* What you are asked to do:
Filter out everything except lines holding "Unit".

START Data shown

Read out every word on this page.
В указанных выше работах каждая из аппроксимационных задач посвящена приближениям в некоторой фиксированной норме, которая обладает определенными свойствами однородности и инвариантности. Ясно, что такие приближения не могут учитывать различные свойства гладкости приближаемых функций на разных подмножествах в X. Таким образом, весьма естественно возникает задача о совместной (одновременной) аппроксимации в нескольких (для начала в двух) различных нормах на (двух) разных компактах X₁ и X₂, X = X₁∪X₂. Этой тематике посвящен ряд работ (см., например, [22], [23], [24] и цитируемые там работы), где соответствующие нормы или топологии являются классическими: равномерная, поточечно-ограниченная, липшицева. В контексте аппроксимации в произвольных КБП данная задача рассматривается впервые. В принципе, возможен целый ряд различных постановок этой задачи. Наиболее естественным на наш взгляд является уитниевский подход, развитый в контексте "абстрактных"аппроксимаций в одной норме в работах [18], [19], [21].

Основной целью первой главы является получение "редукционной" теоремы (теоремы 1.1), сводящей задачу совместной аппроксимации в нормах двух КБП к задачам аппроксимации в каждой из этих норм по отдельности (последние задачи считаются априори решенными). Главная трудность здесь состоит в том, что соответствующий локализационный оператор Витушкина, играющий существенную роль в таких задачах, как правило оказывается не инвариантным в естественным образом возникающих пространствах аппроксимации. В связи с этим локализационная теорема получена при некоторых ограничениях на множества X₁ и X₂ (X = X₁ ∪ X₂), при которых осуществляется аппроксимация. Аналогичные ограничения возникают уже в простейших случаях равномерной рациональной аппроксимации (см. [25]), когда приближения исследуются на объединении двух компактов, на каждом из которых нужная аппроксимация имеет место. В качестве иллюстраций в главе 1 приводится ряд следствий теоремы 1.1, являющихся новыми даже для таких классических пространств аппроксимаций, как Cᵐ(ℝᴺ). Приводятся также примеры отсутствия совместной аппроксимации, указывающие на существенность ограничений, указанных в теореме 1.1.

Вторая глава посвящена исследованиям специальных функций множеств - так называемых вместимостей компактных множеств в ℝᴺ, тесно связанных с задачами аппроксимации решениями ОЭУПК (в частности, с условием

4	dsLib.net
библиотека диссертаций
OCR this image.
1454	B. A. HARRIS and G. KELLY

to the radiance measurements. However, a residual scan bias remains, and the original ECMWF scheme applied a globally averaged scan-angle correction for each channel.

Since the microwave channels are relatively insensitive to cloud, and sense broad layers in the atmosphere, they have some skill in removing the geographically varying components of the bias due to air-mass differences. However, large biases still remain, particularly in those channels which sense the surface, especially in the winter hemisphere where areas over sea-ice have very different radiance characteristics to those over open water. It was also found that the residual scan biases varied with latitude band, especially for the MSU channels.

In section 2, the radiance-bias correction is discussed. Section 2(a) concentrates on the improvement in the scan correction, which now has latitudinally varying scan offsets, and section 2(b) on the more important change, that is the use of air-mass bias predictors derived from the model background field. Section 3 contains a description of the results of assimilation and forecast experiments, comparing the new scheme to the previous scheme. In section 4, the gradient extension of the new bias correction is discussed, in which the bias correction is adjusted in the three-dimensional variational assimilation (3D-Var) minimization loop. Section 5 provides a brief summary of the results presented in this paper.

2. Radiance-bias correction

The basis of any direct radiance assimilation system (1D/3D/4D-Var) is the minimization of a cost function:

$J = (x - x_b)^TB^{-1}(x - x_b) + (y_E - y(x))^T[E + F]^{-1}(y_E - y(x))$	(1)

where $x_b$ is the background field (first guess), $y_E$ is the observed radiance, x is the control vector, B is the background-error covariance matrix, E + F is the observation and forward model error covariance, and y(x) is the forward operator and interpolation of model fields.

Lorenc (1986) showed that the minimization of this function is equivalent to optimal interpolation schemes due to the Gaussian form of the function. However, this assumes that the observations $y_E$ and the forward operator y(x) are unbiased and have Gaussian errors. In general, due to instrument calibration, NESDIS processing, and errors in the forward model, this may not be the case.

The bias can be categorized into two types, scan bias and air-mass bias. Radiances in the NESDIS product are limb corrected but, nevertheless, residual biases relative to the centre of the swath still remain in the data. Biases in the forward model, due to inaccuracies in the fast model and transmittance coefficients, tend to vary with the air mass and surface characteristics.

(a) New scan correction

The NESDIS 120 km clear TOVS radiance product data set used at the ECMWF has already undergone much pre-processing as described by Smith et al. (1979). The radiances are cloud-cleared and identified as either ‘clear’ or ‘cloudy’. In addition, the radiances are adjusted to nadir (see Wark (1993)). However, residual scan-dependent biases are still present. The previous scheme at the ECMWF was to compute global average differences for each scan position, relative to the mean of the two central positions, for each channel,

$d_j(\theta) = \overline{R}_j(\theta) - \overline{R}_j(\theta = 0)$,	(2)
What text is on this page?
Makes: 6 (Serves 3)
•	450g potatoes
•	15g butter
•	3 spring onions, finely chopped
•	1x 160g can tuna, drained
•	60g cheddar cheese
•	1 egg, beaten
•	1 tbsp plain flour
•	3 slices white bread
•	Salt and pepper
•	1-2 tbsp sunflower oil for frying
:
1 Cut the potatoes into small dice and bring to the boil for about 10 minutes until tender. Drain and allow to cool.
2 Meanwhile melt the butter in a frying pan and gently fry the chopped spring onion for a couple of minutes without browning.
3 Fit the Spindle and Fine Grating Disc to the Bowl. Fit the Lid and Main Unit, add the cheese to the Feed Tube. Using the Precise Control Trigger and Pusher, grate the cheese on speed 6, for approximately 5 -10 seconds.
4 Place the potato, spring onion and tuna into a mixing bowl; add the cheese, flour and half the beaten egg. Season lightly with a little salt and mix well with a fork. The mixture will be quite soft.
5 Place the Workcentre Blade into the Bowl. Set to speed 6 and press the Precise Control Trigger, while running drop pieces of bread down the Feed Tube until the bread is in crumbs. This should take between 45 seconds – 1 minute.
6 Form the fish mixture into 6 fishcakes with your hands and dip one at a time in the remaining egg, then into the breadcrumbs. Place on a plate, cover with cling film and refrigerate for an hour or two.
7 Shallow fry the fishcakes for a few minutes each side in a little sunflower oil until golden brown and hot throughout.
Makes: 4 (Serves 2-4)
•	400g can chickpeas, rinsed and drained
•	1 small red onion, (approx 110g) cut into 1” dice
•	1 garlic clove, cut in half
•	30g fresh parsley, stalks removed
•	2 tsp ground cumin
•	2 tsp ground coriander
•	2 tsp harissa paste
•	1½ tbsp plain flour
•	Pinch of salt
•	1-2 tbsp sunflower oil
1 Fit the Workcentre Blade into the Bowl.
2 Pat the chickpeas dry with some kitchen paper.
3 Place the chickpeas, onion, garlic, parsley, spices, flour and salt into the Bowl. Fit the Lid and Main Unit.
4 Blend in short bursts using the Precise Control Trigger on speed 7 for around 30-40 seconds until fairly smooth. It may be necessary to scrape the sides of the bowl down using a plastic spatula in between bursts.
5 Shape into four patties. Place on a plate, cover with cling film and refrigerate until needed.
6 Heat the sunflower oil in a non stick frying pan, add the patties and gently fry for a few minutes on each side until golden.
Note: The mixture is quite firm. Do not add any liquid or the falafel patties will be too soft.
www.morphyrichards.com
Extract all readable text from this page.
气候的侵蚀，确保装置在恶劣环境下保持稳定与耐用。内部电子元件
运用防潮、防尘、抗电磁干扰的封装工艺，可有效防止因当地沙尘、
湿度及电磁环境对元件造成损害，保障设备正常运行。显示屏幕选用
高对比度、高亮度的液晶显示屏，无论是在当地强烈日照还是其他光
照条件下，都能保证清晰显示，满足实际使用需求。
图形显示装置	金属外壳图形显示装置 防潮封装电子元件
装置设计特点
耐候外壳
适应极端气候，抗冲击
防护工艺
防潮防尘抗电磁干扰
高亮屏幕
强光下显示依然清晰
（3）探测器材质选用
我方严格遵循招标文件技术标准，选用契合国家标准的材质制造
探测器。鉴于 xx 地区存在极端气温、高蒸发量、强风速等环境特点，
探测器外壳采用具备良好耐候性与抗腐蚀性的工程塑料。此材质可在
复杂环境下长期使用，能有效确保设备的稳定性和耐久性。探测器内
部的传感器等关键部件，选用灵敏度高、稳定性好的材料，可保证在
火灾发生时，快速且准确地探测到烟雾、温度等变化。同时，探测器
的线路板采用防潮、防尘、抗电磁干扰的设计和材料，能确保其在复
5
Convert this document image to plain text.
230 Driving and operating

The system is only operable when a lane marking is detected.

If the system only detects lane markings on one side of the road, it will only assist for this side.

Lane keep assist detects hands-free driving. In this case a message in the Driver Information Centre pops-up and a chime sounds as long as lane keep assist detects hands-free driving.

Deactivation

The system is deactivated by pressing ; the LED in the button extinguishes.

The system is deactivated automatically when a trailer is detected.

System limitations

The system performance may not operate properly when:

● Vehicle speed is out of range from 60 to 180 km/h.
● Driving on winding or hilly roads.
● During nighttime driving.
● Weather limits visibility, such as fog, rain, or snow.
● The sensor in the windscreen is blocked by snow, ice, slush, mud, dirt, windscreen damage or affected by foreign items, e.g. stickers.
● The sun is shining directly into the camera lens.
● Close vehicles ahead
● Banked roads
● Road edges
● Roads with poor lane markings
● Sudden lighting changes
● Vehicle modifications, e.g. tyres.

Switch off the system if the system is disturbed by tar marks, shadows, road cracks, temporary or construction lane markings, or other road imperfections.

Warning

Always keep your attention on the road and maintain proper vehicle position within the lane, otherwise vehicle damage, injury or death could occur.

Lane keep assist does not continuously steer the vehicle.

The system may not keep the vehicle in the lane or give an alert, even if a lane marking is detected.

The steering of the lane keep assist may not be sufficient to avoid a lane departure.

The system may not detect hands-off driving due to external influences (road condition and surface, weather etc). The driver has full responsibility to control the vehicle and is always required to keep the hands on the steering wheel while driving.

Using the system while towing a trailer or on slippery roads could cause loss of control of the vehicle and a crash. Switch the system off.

END Data shown

* Result of this exercise:
3 Fit the Spindle and Fine Grating Disc to the Bowl. Fit the Lid and Main Unit, add the cheese to the Feed Tube. Using the Precise Control Trigger and Pusher, grate the cheese on speed 6, for approximately 5 -10 seconds.
3 Place the chickpeas, onion, garlic, parsley, spices, flour and salt into the Bowl. Fit the Lid and Main Unit.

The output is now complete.